*PROBLEM DETAILS*
Below is a listing; reproduce each line of it exactly.

Records from a dataset
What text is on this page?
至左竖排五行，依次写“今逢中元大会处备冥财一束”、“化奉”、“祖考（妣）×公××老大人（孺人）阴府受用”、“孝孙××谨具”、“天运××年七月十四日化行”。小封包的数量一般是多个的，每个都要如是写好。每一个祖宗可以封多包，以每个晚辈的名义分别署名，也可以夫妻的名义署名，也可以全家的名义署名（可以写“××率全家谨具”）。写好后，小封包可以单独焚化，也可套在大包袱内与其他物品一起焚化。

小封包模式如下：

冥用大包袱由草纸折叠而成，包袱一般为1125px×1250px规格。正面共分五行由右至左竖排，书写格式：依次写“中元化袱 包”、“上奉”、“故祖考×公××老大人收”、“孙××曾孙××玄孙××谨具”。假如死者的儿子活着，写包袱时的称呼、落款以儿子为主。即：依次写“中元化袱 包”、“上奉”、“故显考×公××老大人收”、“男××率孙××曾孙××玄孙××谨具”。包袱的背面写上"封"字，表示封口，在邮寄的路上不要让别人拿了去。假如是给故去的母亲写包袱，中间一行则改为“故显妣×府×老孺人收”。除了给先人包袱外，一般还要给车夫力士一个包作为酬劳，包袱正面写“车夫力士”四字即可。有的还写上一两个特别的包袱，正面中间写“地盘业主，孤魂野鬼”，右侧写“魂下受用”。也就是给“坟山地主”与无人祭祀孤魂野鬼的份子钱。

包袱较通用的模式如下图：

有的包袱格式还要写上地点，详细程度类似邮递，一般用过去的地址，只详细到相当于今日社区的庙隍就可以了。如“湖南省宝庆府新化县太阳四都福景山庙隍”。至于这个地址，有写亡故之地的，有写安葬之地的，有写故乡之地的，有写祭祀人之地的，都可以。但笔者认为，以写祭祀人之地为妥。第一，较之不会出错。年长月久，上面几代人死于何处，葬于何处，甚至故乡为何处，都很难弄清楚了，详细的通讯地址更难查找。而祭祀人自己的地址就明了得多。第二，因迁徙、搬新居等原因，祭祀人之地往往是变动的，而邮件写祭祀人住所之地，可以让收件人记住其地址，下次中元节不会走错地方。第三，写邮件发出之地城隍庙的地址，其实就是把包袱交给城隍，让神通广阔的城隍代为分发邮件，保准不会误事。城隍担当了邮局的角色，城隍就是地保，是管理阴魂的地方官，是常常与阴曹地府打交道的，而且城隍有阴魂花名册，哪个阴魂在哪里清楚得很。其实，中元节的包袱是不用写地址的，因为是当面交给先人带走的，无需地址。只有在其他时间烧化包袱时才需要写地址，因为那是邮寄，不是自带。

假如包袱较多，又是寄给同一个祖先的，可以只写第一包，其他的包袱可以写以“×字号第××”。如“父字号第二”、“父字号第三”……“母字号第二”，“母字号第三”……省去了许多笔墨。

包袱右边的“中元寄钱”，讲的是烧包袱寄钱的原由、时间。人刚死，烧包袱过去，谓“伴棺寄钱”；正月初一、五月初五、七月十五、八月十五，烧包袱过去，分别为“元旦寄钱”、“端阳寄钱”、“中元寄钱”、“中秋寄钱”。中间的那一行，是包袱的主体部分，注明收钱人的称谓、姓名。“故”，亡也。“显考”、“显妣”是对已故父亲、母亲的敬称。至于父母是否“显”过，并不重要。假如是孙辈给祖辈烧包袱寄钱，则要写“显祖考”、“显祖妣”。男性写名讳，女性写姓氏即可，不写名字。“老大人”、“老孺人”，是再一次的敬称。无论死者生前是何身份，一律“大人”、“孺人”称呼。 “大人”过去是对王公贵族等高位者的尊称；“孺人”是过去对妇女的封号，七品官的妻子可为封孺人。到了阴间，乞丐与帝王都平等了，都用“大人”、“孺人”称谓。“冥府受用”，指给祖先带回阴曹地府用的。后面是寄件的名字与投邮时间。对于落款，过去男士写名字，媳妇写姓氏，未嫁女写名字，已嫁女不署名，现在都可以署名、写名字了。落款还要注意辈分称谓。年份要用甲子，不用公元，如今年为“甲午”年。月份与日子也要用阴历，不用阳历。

*EXERCISE SOLUTION*
What text is on this page?
至左竖排五行，依次写“今逢中元大会处备冥财一束”、“化奉”、“祖考（妣）×公××老大人（孺人）阴府受用”、“孝孙××谨具”、“天运××年七月十四日化行”。小封包的数量一般是多个的，每个都要如是写好。每一个祖宗可以封多包，以每个晚辈的名义分别署名，也可以夫妻的名义署名，也可以全家的名义署名（可以写“××率全家谨具”）。写好后，小封包可以单独焚化，也可套在大包袱内与其他物品一起焚化。

小封包模式如下：

冥用大包袱由草纸折叠而成，包袱一般为1125px×1250px规格。正面共分五行由右至左竖排，书写格式：依次写“中元化袱 包”、“上奉”、“故祖考×公××老大人收”、“孙××曾孙××玄孙××谨具”。假如死者的儿子活着，写包袱时的称呼、落款以儿子为主。即：依次写“中元化袱 包”、“上奉”、“故显考×公××老大人收”、“男××率孙××曾孙××玄孙××谨具”。包袱的背面写上"封"字，表示封口，在邮寄的路上不要让别人拿了去。假如是给故去的母亲写包袱，中间一行则改为“故显妣×府×老孺人收”。除了给先人包袱外，一般还要给车夫力士一个包作为酬劳，包袱正面写“车夫力士”四字即可。有的还写上一两个特别的包袱，正面中间写“地盘业主，孤魂野鬼”，右侧写“魂下受用”。也就是给“坟山地主”与无人祭祀孤魂野鬼的份子钱。

包袱较通用的模式如下图：

有的包袱格式还要写上地点，详细程度类似邮递，一般用过去的地址，只详细到相当于今日社区的庙隍就可以了。如“湖南省宝庆府新化县太阳四都福景山庙隍”。至于这个地址，有写亡故之地的，有写安葬之地的，有写故乡之地的，有写祭祀人之地的，都可以。但笔者认为，以写祭祀人之地为妥。第一，较之不会出错。年长月久，上面几代人死于何处，葬于何处，甚至故乡为何处，都很难弄清楚了，详细的通讯地址更难查找。而祭祀人自己的地址就明了得多。第二，因迁徙、搬新居等原因，祭祀人之地往往是变动的，而邮件写祭祀人住所之地，可以让收件人记住其地址，下次中元节不会走错地方。第三，写邮件发出之地城隍庙的地址，其实就是把包袱交给城隍，让神通广阔的城隍代为分发邮件，保准不会误事。城隍担当了邮局的角色，城隍就是地保，是管理阴魂的地方官，是常常与阴曹地府打交道的，而且城隍有阴魂花名册，哪个阴魂在哪里清楚得很。其实，中元节的包袱是不用写地址的，因为是当面交给先人带走的，无需地址。只有在其他时间烧化包袱时才需要写地址，因为那是邮寄，不是自带。

假如包袱较多，又是寄给同一个祖先的，可以只写第一包，其他的包袱可以写以“×字号第××”。如“父字号第二”、“父字号第三”……“母字号第二”，“母字号第三”……省去了许多笔墨。

包袱右边的“中元寄钱”，讲的是烧包袱寄钱的原由、时间。人刚死，烧包袱过去，谓“伴棺寄钱”；正月初一、五月初五、七月十五、八月十五，烧包袱过去，分别为“元旦寄钱”、“端阳寄钱”、“中元寄钱”、“中秋寄钱”。中间的那一行，是包袱的主体部分，注明收钱人的称谓、姓名。“故”，亡也。“显考”、“显妣”是对已故父亲、母亲的敬称。至于父母是否“显”过，并不重要。假如是孙辈给祖辈烧包袱寄钱，则要写“显祖考”、“显祖妣”。男性写名讳，女性写姓氏即可，不写名字。“老大人”、“老孺人”，是再一次的敬称。无论死者生前是何身份，一律“大人”、“孺人”称呼。 “大人”过去是对王公贵族等高位者的尊称；“孺人”是过去对妇女的封号，七品官的妻子可为封孺人。到了阴间，乞丐与帝王都平等了，都用“大人”、“孺人”称谓。“冥府受用”，指给祖先带回阴曹地府用的。后面是寄件的名字与投邮时间。对于落款，过去男士写名字，媳妇写姓氏，未嫁女写名字，已嫁女不署名，现在都可以署名、写名字了。落款还要注意辈分称谓。年份要用甲子，不用公元，如今年为“甲午”年。月份与日子也要用阴历，不用阳历。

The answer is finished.